= DIRECTIVE =
Search the material and gather each line with "appareil" in it.

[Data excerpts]
== == ==

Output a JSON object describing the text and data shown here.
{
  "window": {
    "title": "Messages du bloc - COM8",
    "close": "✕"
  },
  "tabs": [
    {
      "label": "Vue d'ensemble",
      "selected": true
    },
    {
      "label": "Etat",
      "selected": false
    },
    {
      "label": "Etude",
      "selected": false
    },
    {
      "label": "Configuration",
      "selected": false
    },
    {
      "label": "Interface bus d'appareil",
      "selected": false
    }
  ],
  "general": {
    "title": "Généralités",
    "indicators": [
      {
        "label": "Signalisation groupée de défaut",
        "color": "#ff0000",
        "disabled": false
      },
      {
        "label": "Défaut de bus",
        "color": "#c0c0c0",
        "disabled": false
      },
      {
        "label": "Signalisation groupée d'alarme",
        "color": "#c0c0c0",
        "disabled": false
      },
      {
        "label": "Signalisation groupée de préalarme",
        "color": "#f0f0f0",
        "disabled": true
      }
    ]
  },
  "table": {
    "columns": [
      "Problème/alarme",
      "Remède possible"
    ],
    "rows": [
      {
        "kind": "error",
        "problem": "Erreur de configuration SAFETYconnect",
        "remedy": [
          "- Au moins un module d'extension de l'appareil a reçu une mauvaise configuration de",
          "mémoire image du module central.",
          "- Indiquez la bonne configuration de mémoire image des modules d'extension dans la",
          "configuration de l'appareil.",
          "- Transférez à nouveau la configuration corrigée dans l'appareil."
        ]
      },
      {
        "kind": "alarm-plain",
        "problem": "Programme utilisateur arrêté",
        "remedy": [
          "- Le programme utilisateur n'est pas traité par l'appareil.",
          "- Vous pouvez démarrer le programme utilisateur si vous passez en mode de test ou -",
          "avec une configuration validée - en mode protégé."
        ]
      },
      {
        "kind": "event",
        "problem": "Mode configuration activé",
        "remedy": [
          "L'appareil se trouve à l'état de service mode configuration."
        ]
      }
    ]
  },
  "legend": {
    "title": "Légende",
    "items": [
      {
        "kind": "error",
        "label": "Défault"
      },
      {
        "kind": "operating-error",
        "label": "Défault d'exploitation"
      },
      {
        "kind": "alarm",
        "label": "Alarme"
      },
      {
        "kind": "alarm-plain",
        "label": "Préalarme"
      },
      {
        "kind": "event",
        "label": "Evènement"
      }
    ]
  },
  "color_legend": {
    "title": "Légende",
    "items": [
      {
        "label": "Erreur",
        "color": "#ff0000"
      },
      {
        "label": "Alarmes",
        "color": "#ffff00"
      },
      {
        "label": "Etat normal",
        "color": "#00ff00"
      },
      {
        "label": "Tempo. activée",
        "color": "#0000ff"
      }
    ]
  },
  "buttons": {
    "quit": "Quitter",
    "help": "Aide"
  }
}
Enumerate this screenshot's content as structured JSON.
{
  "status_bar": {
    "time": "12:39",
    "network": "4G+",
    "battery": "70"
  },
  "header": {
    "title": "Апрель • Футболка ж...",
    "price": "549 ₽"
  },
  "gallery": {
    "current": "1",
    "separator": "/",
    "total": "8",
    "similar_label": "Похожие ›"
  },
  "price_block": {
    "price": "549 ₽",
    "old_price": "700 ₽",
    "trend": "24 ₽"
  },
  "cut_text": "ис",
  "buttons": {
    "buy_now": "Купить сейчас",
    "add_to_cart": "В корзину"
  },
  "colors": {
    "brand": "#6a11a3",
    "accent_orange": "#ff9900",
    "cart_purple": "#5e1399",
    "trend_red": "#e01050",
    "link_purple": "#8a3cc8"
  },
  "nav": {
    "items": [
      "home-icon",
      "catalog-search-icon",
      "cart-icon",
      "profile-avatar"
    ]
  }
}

== == ==

= REPLY =
      "label": "Interface bus d'appareil",
          "- Au moins un module d'extension de l'appareil a reçu une mauvaise configuration de",
          "configuration de l'appareil.",
          "- Transférez à nouveau la configuration corrigée dans l'appareil."
          "- Le programme utilisateur n'est pas traité par l'appareil.",
          "L'appareil se trouve à l'état de service mode configuration."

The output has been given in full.